_GOAL OF THE EXERCISE_. For the copy, please give all of the data again exactly and leave the pictures out.
====== DATA RECORDS
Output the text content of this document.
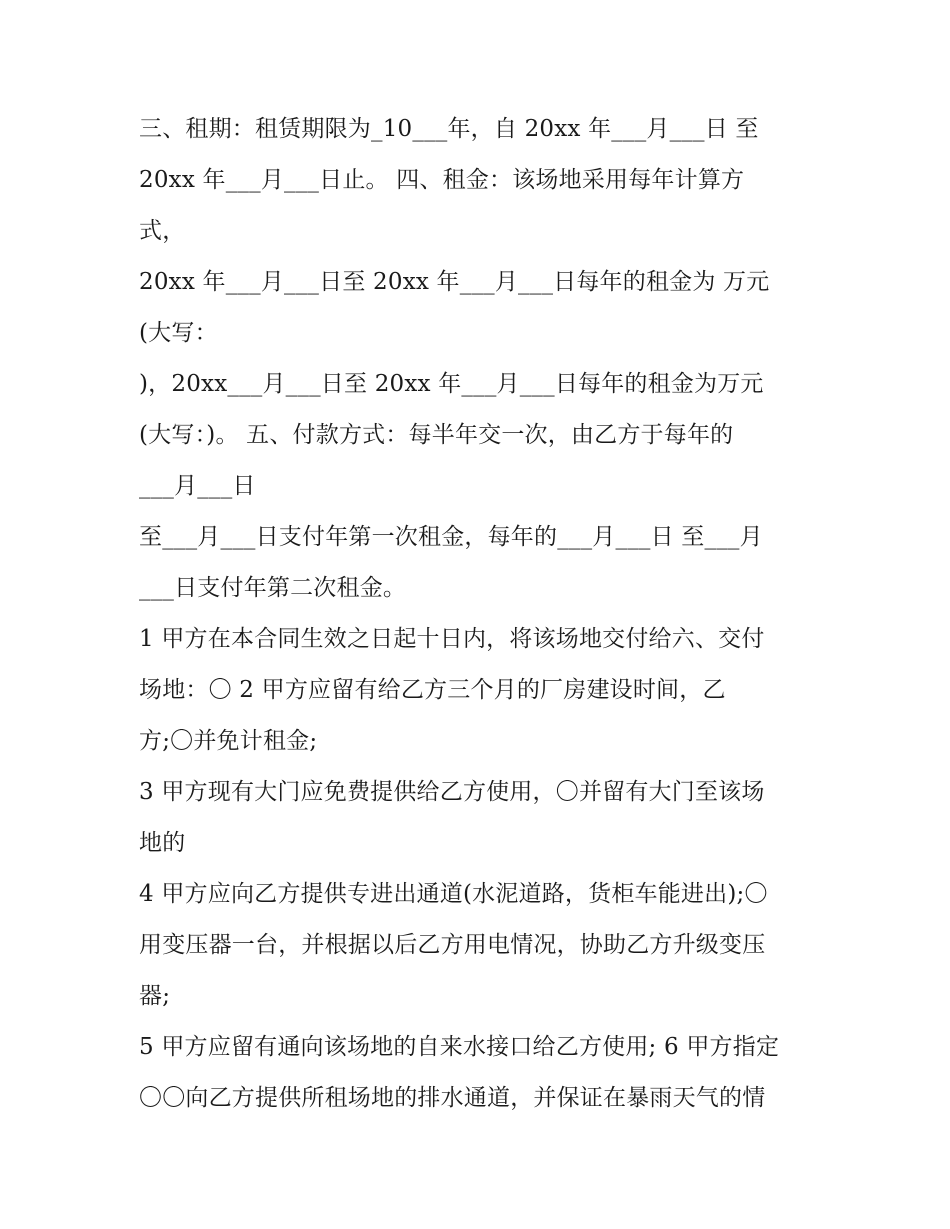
三、租期：租赁期限为_10___年，自 20xx 年___月___日 至
20xx 年___月___日止。 四、租金：该场地采用每年计算方
式，
20xx 年___月___日至 20xx 年___月___日每年的租金为 万元
(大写：
)，20xx___月___日至 20xx 年___月___日每年的租金为万元
(大写：)。 五、付款方式：每半年交一次，由乙方于每年的
___月___日
至___月___日支付年第一次租金，每年的___月___日 至___月
___日支付年第二次租金。
1 甲方在本合同生效之日起十日内，将该场地交付给六、交付
场地：〇 2 甲方应留有给乙方三个月的厂房建设时间，乙
方;〇并免计租金;
3 甲方现有大门应免费提供给乙方使用，〇并留有大门至该场
地的
4 甲方应向乙方提供专进出通道(水泥道路，货柜车能进出);〇
用变压器一台，并根据以后乙方用电情况，协助乙方升级变压
器;
5 甲方应留有通向该场地的自来水接口给乙方使用; 6 甲方指定
〇〇向乙方提供所租场地的排水通道，并保证在暴雨天气的情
============
_FINISHED EXERCISE_.
Output the text content of this document.
三、租期：租赁期限为_10___年，自 20xx 年___月___日 至
20xx 年___月___日止。 四、租金：该场地采用每年计算方
式，
20xx 年___月___日至 20xx 年___月___日每年的租金为 万元
(大写：
)，20xx___月___日至 20xx 年___月___日每年的租金为万元
(大写：)。 五、付款方式：每半年交一次，由乙方于每年的
___月___日
至___月___日支付年第一次租金，每年的___月___日 至___月
___日支付年第二次租金。
1 甲方在本合同生效之日起十日内，将该场地交付给六、交付
场地：〇 2 甲方应留有给乙方三个月的厂房建设时间，乙
方;〇并免计租金;
3 甲方现有大门应免费提供给乙方使用，〇并留有大门至该场
地的
4 甲方应向乙方提供专进出通道(水泥道路，货柜车能进出);〇
用变压器一台，并根据以后乙方用电情况，协助乙方升级变压
器;
5 甲方应留有通向该场地的自来水接口给乙方使用; 6 甲方指定
〇〇向乙方提供所租场地的排水通道，并保证在暴雨天气的情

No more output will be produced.